==== Fragmento extraído
Pasan dos siglos; es el tránsito del XVIII al XIX, reinando Carlos IV. El poeta —del pincel— es Goya. Por los campos de sus lienzos, frescura de praderas del Manzanares. En los de Velázquez, aposentador regio, palaciego de los Austrias, fondos de encinares de El Pardo abrillantados con luz de secano; en los de Goya, chispero borbónico, luz de regadío, de tapiz de pradera de San Antonio de la Florida. Diríase que había bañado en el desnudo Manzanares la majeza de su desnudez la duquesa Cayetana, la maja desnuda, dechado de la nobleza popular de aquel Madrid aristodemocrático de fines del XVIII. Por el puente del Rey, camino de la Casa de Campo, pasarían sobre el Manzanares, aprendiz de río, María Luisa con Godoy, y aparte, Carlos IV, de caza. Aprendices de destronados.

Pasa medio siglo. A mediados del XIX. Antonio de Trueba, mi paisano —¡que parece estarle viendo y oyendo!—, publica en 1852 su Libro de los cantares. Y canta: “Vosotros los que bajáis / el domingo por la tarde / a bailar en las alegres / praderas del Manzanares, / ¿no habéis visto en la Florida, / medio oculta entre el ramaje, / la pobre casita blanca / de Antón el de los Cantares? / Sobre su puerta, una parra / sus hojas pomposa esparce, / ora brindándome sombra, / ora racimos brindándome, / y a mi ventana se inclinan / los guindos y los perales / para que su dulce fruta / desde la ventana alcance. / En torno de mi casita / exhalan su olor fragante / siemprevivas y claveles, / azucenas y rosales, / y cuando el alba despunta, / música vienen a darme, / entre la verde enramada, / de mi ventana las aves....” Trueba llegó a Madrid a servir en una quincallería a sus quince años —uno llegó a estudiar carrera a sus dieciséis—, y quince después cantaba: “Quince años ha que discurro / por sus plazas y sus calles, / como mis padres honrado / y pobre como mis padres; / pero el amor de mi alma / tu noble villa comparte / con el valle solitario / donde me parió mi madre.” He aquí un modelo de la que Menéndez y Pelayo llamó, no sin dejo de ironía, “la honrada poesía vascongada”, tan honrada como el alma, la madre que la parió. Luego se fue Antón el de los Cantares, el aldeanito de Montellano; se fue de la villa de Madrid, villa aprendiza de Corte, donde se hizo hombre y poeta, a la villa de Bilbao, en donde uno, después de haber pasado como aprendiz por la villa aprendiza de Corte, le conoció y trató a él, a quien debió sus primeras lágrimas de poesía.
========
Consignas -
a. Según los versos de Trueba que cita el texto sobre el Manzanares, ¿qué plantas exhalan su olor fragante en torno de su casita? Enuméralas todas.
b. Reanuda el texto sobre el Manzanares a partir de su última oración.
==== Datos extraídos
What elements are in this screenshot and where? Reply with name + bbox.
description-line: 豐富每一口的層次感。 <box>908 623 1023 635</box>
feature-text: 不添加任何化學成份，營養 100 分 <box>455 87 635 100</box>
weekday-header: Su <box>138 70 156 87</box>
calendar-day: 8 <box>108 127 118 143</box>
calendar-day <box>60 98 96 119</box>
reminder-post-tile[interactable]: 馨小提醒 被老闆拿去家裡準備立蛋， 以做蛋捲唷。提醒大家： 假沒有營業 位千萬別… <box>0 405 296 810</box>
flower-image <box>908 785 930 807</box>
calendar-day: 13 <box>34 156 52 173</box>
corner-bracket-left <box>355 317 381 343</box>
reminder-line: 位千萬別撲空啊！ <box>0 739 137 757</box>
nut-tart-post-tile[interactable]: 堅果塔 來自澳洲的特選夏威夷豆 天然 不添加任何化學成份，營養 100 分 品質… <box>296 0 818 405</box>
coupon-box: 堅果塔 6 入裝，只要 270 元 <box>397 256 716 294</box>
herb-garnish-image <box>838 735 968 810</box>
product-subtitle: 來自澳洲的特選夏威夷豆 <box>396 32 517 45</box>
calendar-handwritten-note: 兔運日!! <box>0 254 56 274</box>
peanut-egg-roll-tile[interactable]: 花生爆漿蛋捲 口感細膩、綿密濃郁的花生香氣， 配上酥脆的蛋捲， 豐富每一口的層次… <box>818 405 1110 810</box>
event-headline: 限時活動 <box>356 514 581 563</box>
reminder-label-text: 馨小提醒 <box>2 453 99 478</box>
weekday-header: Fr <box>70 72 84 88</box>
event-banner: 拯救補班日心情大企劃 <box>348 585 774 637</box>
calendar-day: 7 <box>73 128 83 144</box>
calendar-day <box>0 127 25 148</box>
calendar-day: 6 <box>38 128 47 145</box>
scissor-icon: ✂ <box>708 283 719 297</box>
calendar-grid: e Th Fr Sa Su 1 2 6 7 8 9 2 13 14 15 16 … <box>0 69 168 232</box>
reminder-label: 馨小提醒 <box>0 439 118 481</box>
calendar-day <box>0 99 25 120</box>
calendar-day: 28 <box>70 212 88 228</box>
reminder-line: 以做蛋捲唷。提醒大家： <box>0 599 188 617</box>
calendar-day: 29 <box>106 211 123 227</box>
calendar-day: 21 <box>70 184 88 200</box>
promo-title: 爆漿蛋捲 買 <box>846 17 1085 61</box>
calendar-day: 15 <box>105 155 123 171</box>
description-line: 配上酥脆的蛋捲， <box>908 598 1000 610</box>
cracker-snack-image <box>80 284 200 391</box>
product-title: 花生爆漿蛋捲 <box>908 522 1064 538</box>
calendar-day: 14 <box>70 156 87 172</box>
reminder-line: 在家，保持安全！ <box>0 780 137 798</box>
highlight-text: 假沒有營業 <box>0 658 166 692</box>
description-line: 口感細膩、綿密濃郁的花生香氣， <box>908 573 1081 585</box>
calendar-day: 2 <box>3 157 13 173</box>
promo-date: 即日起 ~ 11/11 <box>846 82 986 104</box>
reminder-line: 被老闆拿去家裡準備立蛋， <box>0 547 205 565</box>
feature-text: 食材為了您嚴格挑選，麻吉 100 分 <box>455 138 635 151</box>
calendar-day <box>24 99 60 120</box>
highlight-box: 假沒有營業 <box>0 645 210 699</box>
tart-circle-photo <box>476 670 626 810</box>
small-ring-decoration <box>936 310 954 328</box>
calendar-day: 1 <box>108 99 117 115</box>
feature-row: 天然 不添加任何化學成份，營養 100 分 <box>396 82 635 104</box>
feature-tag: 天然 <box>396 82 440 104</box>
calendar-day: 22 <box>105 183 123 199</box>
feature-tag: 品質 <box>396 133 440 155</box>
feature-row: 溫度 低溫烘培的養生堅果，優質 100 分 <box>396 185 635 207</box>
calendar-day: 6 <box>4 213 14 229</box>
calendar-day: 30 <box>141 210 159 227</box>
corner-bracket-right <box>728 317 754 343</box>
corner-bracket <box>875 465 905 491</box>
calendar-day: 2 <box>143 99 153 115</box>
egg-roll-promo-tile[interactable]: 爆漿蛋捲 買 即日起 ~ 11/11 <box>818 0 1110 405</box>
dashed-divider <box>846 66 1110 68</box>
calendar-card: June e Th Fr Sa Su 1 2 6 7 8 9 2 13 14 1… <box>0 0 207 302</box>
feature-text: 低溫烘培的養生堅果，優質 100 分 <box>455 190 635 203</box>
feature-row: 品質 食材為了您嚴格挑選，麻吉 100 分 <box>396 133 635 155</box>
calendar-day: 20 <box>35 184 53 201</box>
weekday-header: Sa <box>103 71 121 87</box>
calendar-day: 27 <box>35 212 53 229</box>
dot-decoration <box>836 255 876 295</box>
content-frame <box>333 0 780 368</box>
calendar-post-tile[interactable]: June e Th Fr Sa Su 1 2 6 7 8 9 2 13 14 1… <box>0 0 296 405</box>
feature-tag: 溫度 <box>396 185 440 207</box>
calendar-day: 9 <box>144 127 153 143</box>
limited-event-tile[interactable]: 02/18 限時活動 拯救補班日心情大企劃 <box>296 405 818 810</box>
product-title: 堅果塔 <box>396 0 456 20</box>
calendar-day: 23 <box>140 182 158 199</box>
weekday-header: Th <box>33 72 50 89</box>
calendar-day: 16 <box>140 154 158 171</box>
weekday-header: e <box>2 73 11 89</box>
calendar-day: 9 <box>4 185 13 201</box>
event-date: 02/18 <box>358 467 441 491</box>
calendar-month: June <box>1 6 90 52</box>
========
Respuestas del ejercicio -
a. Siemprevivas, claveles, azucenas y rosales.

b.
Hoy, en las orillas del Manzanares, ni espinos cubiertos de blancas flores, ni praderas goyescas, ni guindos, ni perales, ni apenas verdes enramadas. Corre el pobre arroyo aprendiz de río abrazando a algunos pequeños alfaques, reliquias de su libertad infantil, ceñida su vaguada por malecones y cinchado su lecho por taludes de cemento, pobre arteria esclerótica de riachuelo enfermo de decrepitud. Algunas ropas blancas a secar en las riberas urbanizadas, por donde de vez en cuando transcurren rebaños de ovejas, por la cañada de la Mesta, recuerdo de edad pastoril e idílica. Unos chicuelos, desnudos del todo, se bañan al sol regocijadamente, en el piélago de una hidroeléctrica —¡al agua gallipatos!—, y luego se irán a jugar a “¡manos arriba!”, con pistolillas de juguete y de fulminantes. Los “autos” no bajan a donde bajaban los “coches tan bizarros” y los “entoldados carros” de tiempo de Lope de Vega, ni el “río pequeño” corre ya con fuego. Ni mira ya al Alcázar —Madrid, castillo famoso—, ni al adarve de la Virgen de la Almudena. ¡Pobre arroyo que antes de haber aprendido a ser río cortesano, metropolitano, lo han canalizado! Ahora, el canalillo esclerótico, encintado en cemento, mira melancólico al rascacielos de la Telefónica. Y corre humilde bajo los ojos de los puentes del Rey, de Segovia y de Toledo, añorando la sierra, su nacimiento, y añorando la mar, su muerte. Que es una misma añoranza.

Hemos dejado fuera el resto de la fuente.